■ **Aim of the task**:
Please pull from the sermon below the passage starting at "brought [them] into" and ending at "a marvellous change!", copied word for word.

━━━━━ Passage given

Sunday, August 29, 2010

A Different Gospel-- No Gospel at All

Texts:  Jeremiah 2:4-13; Galatians 1:1-10
AS YOU CERTAINLY REMEMBER, in 2008 the president campaigned on a platform of "Hope and Change." But it wasn't just the Democrats who took that approach. My Republican state representative over in Beaver County ran with the motto "Change Is Good." And change isn't attractive only in politics. Young and old, we've all been through times when our lives seems so monotonous, so ordinary, so stifling that we just wanted things to be different. There's something alluring and refreshing about the idea of change, especially when things aren't going so well. Not about any particular change, just "change" in general.

And if we go for a different phone or alter the way we dress or vote in a new politician to represent us, maybe it works out and maybe it doesn't. Sometimes it doesn't make that much difference, and sometimes it seems to makes all the difference in the world. But when it comes to changes involving the Lord our God, it makes a difference not only in this world, it effects our lives for all eternity.

When the Lord God Almighty rescued the children of Israel out of Egypt about 3,500 years ago, they were ready for change. For long years they'd been laboring under the heavy yoke of Pharaoh and his taskmasters. They were groaning for relief and the Lord God of their fathers heard their cry and rescued them. He sent terrible plagues on the Egyptians and brought the Israelites through the Red Sea with a mighty hand and an outstretched arm. As it says in our passage from Jeremiah chapter 2,

[The Lord] brought [them] up out of Egypt
and led [them] through the barren wilderness,
through a land of deserts and rifts,
a land of drought and darkness,
a land where no one travels and no one lives.

Ultimately He

brought [them] into a fertile land
to eat its fruit and rich produce.

That was a tremendous change! And definitely a change for the better. Out of slavery He brought them, to a wonderful land rich with produce and abundant with fruit, where they lived in houses they hadn't had to build and drank from cisterns they hadn't had to dig. But that wasn't the best part of the change God made for them. In Egypt, they were just that Hebrew rabble. But now, the children of Israel were the people of God, the dearly-loved possession of the Lord of the universe! They were His covenant nation, endowed with His laws and protected by His faithfulness! What a glorious difference! What a marvellous change!

So you'd think they'd be happy with their new situation and want to live in it forever. But as we know, in the wilderness it wasn't long before the Israelites started complaining that freedom equalled certain death and they'd be better off going back and being slaves again in Egypt. And pretty soon after the Lord brought them into the promised land-- well, let Jeremiah tell it:

Has a nation ever changed its gods?

━━━━━━━━━━
━━━━━ Records supplied

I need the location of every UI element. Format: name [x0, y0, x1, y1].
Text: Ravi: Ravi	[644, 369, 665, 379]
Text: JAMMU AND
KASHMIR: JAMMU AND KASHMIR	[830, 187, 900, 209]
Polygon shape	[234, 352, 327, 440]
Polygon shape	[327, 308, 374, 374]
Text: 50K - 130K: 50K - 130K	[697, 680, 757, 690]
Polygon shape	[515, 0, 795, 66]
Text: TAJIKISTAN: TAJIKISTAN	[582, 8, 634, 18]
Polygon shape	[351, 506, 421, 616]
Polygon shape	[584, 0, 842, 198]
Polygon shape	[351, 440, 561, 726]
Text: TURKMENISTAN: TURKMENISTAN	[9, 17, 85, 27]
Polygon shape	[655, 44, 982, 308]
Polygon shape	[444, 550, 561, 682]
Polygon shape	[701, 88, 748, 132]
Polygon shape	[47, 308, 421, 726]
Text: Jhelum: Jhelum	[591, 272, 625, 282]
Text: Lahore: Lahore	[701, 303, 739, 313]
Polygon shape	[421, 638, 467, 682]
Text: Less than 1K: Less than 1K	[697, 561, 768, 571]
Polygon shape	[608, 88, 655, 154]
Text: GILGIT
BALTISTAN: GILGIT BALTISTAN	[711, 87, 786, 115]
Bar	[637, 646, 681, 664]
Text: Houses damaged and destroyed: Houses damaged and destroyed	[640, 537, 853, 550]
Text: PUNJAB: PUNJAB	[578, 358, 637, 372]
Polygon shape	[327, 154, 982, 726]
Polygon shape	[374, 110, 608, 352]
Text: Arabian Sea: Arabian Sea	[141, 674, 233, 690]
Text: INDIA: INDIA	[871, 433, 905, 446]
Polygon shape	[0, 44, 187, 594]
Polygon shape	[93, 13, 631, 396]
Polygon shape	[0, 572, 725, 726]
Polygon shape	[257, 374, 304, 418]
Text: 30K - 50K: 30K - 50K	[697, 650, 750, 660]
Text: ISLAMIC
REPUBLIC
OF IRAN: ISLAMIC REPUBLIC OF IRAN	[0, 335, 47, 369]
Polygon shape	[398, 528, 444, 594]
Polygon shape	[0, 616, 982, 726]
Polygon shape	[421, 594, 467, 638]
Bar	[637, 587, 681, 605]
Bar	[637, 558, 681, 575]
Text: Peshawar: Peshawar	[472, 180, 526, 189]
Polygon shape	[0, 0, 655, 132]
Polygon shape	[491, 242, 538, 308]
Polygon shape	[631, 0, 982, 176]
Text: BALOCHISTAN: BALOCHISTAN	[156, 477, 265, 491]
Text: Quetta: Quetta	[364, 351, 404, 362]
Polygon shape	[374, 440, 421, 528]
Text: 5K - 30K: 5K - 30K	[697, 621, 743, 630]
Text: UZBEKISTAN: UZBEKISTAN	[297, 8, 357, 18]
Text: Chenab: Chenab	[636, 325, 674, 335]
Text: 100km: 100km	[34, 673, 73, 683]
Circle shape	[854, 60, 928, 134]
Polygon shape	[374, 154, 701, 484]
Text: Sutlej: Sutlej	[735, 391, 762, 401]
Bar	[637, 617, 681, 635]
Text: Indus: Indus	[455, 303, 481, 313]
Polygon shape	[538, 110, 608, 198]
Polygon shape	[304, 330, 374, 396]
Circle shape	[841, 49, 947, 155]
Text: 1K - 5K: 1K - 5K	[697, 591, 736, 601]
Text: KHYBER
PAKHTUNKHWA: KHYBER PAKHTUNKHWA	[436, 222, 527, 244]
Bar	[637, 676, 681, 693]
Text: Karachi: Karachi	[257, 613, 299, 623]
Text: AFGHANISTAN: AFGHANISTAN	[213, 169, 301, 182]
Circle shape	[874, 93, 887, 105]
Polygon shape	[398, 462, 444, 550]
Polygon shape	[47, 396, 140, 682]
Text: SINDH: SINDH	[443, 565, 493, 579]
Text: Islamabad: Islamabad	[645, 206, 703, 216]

━━━━━━━━━━

■ **Solved exercise**:
brought [them] into a fertile land
to eat its fruit and rich produce.

That was a tremendous change! And definitely a change for the better. Out of slavery He brought them, to a wonderful land rich with produce and abundant with fruit, where they lived in houses they hadn't had to build and drank from cisterns they hadn't had to dig. But that wasn't the best part of the change God made for them. In Egypt, they were just that Hebrew rabble. But now, the children of Israel were the people of God, the dearly-loved possession of the Lord of the universe! They were His covenant nation, endowed with His laws and protected by His faithfulness! What a glorious difference! What a marvellous change!